**EXERCISE DESCRIPTION:**
Find each line containing the string "title" and return it.

:: DATA FOR THIS EXERCISE ::

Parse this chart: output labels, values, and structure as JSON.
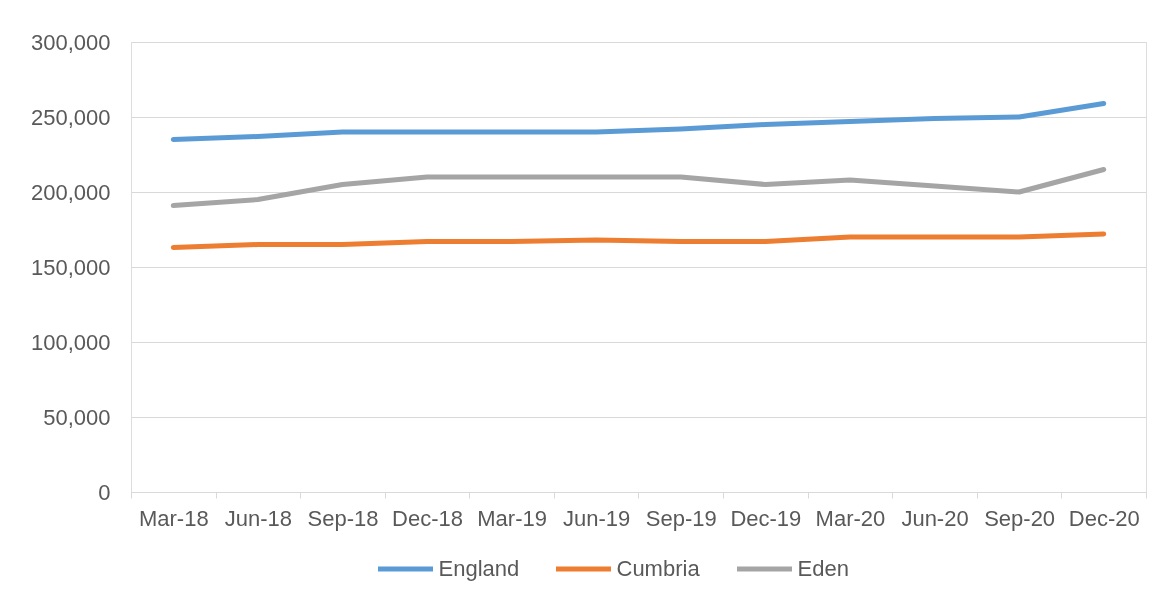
{
  "chart_data": {
    "type": "line",
    "categories": [
      "Mar-18",
      "Jun-18",
      "Sep-18",
      "Dec-18",
      "Mar-19",
      "Jun-19",
      "Sep-19",
      "Dec-19",
      "Mar-20",
      "Jun-20",
      "Sep-20",
      "Dec-20"
    ],
    "series": [
      {
        "name": "England",
        "color": "#5b9bd5",
        "values": [
          235000,
          237000,
          240000,
          240000,
          240000,
          240000,
          242000,
          245000,
          247000,
          249000,
          250000,
          259000
        ]
      },
      {
        "name": "Cumbria",
        "color": "#ed7d31",
        "values": [
          163000,
          165000,
          165000,
          167000,
          167000,
          168000,
          167000,
          167000,
          170000,
          170000,
          170000,
          172000
        ]
      },
      {
        "name": "Eden",
        "color": "#a5a5a5",
        "values": [
          191000,
          195000,
          205000,
          210000,
          210000,
          210000,
          210000,
          205000,
          208000,
          204000,
          200000,
          215000
        ]
      }
    ],
    "ylim": [
      0,
      300000
    ],
    "yticks": [
      {
        "value": 0,
        "label": "0"
      },
      {
        "value": 50000,
        "label": "50,000"
      },
      {
        "value": 100000,
        "label": "100,000"
      },
      {
        "value": 150000,
        "label": "150,000"
      },
      {
        "value": 200000,
        "label": "200,000"
      },
      {
        "value": 250000,
        "label": "250,000"
      },
      {
        "value": 300000,
        "label": "300,000"
      }
    ],
    "grid": "y",
    "legend": "bottom"
  }
}
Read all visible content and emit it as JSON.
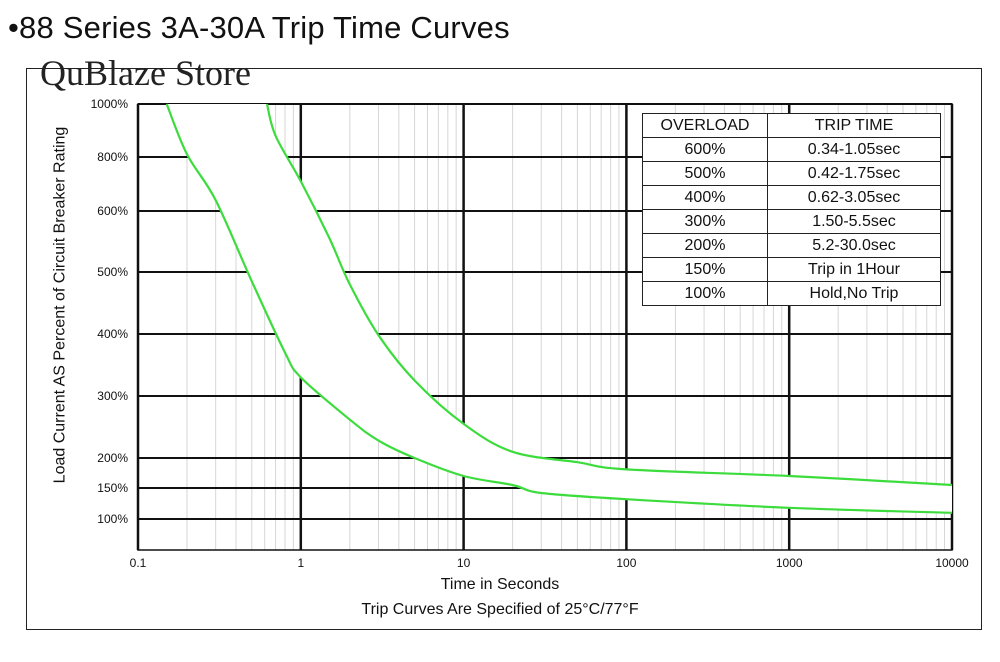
{
  "page": {
    "title": "•88 Series 3A-30A Trip Time Curves",
    "watermark": "QuBlaze Store",
    "footnote": "Trip Curves Are Specified of 25°C/77°F"
  },
  "table": {
    "headers": [
      "OVERLOAD",
      "TRIP TIME"
    ],
    "rows": [
      [
        "600%",
        "0.34-1.05sec"
      ],
      [
        "500%",
        "0.42-1.75sec"
      ],
      [
        "400%",
        "0.62-3.05sec"
      ],
      [
        "300%",
        "1.50-5.5sec"
      ],
      [
        "200%",
        "5.2-30.0sec"
      ],
      [
        "150%",
        "Trip in 1Hour"
      ],
      [
        "100%",
        "Hold,No Trip"
      ]
    ]
  },
  "chart_data": {
    "type": "line",
    "title": "88 Series 3A-30A Trip Time Curves",
    "xlabel": "Time in Seconds",
    "ylabel": "Load Current AS Percent of Circuit Breaker Rating",
    "x_scale": "log",
    "xlim": [
      0.1,
      10000
    ],
    "x_ticks": [
      0.1,
      1,
      10,
      100,
      1000,
      10000
    ],
    "x_tick_labels": [
      "0.1",
      "1",
      "10",
      "100",
      "1000",
      "10000"
    ],
    "y_ticks": [
      100,
      150,
      200,
      300,
      400,
      500,
      600,
      800,
      1000
    ],
    "y_tick_labels": [
      "100%",
      "150%",
      "200%",
      "300%",
      "400%",
      "500%",
      "600%",
      "800%",
      "1000%"
    ],
    "grid": true,
    "line_color": "#3ddc3d",
    "series": [
      {
        "points": [
          [
            0.15,
            1000
          ],
          [
            0.2,
            810
          ],
          [
            0.3,
            640
          ],
          [
            0.5,
            485
          ],
          [
            0.8,
            370
          ],
          [
            1,
            330
          ],
          [
            2,
            262
          ],
          [
            3,
            228
          ],
          [
            5,
            200
          ],
          [
            10,
            170
          ],
          [
            20,
            155
          ],
          [
            30,
            142
          ],
          [
            100,
            132
          ],
          [
            1000,
            118
          ],
          [
            10000,
            110
          ]
        ]
      },
      {
        "points": [
          [
            0.62,
            1000
          ],
          [
            0.7,
            880
          ],
          [
            1,
            710
          ],
          [
            1.5,
            555
          ],
          [
            2,
            480
          ],
          [
            3,
            398
          ],
          [
            5,
            325
          ],
          [
            10,
            255
          ],
          [
            20,
            210
          ],
          [
            50,
            193
          ],
          [
            100,
            181
          ],
          [
            1000,
            170
          ],
          [
            10000,
            155
          ]
        ]
      }
    ]
  }
}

:::

**OUTPUT:**
    "title": "•88 Series 3A-30A Trip Time Curves",
    "title": "88 Series 3A-30A Trip Time Curves",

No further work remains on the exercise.